**Instruction:** Filter the entries that follow, copying every line in which the word "عنده" appears.

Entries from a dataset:
>>>

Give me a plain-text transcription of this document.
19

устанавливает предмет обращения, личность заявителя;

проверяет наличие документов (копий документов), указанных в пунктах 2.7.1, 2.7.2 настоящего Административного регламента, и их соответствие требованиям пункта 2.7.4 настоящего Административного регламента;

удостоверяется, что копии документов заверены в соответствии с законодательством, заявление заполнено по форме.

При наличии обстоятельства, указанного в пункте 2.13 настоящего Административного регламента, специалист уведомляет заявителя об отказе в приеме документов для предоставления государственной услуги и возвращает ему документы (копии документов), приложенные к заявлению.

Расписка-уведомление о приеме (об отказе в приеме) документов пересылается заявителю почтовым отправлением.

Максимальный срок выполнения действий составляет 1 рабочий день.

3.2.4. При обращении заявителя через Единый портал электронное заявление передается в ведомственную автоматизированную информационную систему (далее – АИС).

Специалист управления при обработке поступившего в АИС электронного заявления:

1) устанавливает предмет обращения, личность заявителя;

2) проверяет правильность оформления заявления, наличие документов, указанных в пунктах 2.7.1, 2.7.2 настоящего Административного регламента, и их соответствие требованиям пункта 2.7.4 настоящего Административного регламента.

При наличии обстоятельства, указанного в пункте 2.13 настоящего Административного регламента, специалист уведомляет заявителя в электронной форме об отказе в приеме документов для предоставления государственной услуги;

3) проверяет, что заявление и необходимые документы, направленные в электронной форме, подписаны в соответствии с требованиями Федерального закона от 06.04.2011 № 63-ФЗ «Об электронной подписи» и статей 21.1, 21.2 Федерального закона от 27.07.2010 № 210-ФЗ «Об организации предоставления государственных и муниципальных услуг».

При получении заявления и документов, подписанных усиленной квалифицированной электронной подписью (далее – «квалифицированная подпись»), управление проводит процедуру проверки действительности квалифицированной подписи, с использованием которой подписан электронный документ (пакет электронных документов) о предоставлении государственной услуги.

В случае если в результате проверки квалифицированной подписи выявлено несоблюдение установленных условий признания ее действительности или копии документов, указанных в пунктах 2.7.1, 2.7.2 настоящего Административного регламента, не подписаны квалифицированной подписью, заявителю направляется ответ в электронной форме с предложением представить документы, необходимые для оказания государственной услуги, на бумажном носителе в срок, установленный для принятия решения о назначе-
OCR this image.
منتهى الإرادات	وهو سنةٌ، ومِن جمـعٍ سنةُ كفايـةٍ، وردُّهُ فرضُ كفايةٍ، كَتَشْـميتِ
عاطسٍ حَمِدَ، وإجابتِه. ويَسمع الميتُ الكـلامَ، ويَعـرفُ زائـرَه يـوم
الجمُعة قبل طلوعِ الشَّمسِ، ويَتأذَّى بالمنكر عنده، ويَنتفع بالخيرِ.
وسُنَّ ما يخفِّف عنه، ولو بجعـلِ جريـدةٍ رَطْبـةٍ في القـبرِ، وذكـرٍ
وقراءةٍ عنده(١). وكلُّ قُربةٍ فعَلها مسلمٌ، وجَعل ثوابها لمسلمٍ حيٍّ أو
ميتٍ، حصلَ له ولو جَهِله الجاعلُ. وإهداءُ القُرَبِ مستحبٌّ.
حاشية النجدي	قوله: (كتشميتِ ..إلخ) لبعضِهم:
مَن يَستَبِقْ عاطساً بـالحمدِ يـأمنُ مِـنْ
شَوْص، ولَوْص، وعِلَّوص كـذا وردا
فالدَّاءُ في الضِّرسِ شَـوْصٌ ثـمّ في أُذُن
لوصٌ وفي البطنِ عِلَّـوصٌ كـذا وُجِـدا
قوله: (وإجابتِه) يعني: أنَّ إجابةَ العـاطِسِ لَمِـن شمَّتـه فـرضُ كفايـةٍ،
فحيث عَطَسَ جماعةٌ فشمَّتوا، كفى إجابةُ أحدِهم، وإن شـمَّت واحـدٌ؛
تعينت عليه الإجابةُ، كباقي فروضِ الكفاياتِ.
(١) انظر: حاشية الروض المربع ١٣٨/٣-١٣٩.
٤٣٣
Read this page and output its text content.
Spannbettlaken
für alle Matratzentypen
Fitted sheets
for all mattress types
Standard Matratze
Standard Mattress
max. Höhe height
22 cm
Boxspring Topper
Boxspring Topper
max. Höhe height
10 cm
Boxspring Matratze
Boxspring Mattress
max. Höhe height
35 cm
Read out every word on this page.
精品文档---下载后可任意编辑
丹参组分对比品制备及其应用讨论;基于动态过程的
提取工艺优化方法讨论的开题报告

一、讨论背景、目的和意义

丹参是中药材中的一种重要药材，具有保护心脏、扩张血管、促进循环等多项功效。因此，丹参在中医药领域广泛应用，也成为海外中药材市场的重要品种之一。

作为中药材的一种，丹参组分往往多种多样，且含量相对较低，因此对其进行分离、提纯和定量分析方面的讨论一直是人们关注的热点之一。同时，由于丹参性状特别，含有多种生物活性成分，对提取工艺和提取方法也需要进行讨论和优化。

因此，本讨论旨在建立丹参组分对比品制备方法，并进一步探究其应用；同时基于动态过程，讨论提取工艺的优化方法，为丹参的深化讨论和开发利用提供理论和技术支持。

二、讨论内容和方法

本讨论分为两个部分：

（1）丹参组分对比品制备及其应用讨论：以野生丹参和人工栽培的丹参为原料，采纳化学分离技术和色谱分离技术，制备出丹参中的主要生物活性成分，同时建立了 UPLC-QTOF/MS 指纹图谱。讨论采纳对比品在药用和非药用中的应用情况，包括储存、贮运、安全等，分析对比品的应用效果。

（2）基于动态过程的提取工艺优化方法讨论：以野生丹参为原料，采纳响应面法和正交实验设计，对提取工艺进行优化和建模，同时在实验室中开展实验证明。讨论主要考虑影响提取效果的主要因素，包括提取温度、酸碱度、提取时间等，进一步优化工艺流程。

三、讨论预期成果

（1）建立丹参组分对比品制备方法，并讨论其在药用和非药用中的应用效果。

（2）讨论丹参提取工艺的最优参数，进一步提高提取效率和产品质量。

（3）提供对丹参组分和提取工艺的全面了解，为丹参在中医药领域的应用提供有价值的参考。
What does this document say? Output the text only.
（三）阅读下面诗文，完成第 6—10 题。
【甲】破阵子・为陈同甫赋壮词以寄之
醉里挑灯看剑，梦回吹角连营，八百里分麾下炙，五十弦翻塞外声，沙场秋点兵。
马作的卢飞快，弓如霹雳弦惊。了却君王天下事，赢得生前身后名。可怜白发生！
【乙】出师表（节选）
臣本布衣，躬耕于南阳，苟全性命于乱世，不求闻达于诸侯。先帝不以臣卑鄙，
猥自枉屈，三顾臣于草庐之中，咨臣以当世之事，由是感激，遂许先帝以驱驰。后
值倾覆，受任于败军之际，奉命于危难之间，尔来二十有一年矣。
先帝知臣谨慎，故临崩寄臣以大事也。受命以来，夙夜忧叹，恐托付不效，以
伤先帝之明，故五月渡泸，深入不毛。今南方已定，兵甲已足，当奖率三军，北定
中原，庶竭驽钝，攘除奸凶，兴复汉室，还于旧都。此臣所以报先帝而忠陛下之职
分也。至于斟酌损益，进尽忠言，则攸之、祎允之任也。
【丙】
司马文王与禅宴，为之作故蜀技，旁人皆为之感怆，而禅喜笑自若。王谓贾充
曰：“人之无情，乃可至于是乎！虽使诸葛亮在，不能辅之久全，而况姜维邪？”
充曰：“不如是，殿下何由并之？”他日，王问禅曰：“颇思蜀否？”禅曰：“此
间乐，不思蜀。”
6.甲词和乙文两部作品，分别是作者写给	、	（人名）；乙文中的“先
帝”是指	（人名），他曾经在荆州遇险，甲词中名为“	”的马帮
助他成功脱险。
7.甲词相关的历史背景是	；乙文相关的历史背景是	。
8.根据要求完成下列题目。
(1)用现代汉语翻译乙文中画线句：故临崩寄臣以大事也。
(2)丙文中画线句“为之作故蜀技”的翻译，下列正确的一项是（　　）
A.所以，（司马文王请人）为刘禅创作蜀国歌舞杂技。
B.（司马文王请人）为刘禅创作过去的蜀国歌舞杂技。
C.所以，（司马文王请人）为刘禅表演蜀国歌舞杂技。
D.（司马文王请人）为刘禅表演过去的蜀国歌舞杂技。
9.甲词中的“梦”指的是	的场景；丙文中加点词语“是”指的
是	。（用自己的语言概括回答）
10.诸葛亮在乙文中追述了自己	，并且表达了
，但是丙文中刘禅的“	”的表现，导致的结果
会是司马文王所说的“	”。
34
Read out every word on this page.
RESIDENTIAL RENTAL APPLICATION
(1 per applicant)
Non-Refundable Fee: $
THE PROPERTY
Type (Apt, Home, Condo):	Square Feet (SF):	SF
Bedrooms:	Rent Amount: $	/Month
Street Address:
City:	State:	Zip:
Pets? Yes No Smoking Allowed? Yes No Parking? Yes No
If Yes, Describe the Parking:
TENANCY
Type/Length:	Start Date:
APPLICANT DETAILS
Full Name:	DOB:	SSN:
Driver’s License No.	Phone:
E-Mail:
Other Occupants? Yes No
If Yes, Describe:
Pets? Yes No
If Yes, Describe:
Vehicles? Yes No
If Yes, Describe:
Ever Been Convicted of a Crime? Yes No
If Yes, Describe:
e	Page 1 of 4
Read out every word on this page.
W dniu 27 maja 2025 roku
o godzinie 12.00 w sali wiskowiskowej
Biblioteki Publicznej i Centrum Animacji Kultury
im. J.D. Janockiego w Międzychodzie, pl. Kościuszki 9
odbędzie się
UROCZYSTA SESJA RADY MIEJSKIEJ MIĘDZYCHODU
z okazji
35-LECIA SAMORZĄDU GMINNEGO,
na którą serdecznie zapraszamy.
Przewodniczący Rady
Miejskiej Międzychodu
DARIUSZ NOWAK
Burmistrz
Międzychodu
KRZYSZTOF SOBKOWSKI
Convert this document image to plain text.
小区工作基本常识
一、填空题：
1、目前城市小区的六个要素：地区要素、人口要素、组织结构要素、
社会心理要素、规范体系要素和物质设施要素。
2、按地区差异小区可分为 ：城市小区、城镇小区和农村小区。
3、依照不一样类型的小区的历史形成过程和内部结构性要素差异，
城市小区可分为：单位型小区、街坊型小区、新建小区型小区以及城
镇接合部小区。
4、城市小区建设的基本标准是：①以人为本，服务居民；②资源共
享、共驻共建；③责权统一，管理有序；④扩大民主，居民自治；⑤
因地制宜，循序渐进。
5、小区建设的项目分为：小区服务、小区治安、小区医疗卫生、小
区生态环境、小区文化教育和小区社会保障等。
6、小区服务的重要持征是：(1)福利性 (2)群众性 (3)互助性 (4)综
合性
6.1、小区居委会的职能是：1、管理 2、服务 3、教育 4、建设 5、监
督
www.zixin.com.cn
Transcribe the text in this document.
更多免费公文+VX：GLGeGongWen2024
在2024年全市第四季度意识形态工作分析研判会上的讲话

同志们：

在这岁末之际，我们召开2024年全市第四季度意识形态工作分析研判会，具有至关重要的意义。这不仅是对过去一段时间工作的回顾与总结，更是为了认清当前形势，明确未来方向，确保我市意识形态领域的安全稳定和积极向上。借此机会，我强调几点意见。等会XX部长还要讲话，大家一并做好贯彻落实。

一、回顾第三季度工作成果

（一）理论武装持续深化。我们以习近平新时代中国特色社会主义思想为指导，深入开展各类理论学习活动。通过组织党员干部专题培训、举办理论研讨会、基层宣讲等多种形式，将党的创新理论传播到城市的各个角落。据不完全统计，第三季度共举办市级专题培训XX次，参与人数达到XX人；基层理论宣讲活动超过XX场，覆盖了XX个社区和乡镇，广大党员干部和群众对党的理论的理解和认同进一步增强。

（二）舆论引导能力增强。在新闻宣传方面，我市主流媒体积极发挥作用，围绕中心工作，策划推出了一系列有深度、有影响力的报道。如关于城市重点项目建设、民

<<<

**Answer to this task:**
الجمُعة قبل طلوعِ الشَّمسِ، ويَتأذَّى بالمنكر عنده، ويَنتفع بالخيرِ.
وقراءةٍ عنده(١). وكلُّ قُربةٍ فعَلها مسلمٌ، وجَعل ثوابها لمسلمٍ حيٍّ أو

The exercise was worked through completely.